-------- Dataset content --------

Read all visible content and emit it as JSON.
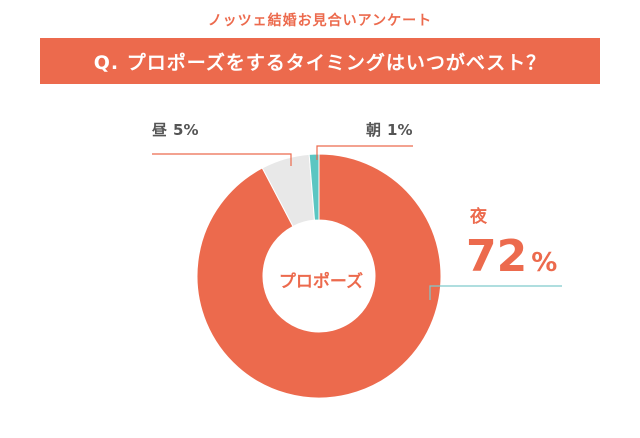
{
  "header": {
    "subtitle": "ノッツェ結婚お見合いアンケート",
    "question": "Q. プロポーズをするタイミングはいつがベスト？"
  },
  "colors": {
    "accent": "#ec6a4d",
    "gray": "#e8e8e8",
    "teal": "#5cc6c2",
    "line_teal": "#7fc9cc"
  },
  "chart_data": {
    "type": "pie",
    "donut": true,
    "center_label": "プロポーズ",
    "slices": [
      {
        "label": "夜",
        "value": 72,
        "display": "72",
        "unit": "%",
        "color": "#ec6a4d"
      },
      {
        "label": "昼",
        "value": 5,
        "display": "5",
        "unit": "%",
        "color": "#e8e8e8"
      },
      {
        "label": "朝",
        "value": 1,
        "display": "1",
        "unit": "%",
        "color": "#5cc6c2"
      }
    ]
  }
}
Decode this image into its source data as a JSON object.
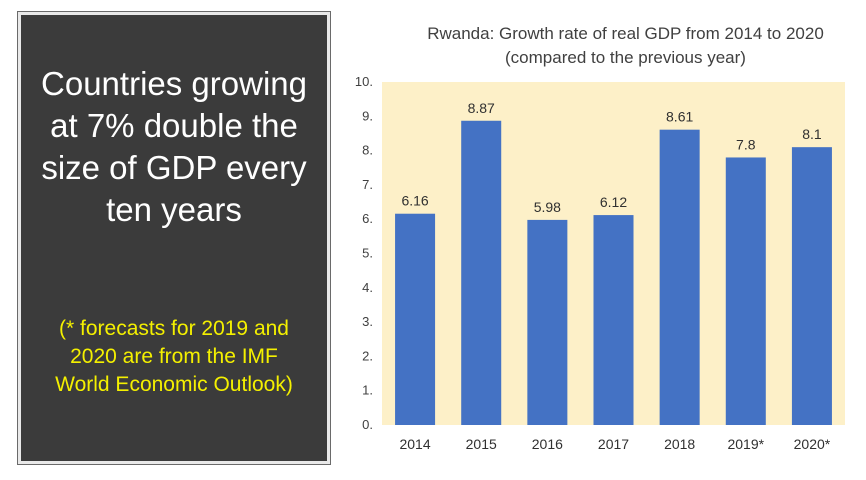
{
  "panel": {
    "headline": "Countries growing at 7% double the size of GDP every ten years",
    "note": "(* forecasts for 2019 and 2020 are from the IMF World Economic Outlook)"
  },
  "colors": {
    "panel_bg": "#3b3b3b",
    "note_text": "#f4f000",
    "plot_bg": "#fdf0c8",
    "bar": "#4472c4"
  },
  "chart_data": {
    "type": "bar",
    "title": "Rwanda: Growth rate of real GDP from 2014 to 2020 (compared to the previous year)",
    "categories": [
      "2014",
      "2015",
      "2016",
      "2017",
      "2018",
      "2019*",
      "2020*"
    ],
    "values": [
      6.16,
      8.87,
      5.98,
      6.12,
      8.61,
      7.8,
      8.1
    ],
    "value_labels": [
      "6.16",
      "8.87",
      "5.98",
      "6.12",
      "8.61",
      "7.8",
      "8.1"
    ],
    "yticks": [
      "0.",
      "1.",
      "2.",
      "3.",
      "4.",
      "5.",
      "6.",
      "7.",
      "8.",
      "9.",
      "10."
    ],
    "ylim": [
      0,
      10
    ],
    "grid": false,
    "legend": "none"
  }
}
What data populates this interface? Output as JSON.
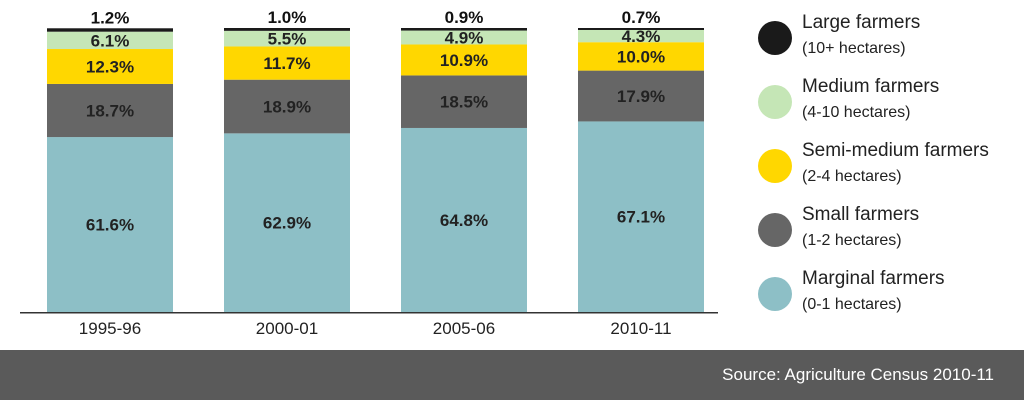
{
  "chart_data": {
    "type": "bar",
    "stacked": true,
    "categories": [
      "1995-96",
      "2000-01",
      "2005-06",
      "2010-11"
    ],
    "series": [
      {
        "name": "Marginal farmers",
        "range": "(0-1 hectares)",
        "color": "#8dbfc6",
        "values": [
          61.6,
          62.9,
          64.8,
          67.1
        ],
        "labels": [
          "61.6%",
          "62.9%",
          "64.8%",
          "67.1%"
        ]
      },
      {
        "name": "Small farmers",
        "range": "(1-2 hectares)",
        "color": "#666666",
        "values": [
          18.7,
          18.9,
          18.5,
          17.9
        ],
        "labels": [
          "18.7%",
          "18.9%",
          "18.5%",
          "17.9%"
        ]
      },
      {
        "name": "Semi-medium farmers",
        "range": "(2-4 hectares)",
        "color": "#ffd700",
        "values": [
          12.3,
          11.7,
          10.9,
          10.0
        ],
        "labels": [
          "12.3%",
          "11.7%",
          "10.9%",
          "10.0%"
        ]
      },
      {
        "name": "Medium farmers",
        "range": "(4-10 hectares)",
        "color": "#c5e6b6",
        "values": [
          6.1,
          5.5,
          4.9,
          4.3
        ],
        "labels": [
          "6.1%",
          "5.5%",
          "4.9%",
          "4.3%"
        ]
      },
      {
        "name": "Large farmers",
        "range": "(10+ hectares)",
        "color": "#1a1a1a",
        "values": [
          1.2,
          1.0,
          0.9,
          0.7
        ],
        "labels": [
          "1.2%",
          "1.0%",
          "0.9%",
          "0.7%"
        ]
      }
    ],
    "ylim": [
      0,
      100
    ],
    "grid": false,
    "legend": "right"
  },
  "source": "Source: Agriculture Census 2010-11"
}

--------

→ **Task statement**
Show the lines of the material that contain the word "from".

→ **Output below**
    "note": "(* forecasts for 2019 and 2020 are from the IMF World Economic Outlook)"
    "title": "Rwanda: Growth rate of real GDP from 2014 to 2020 (compared to the previous year)",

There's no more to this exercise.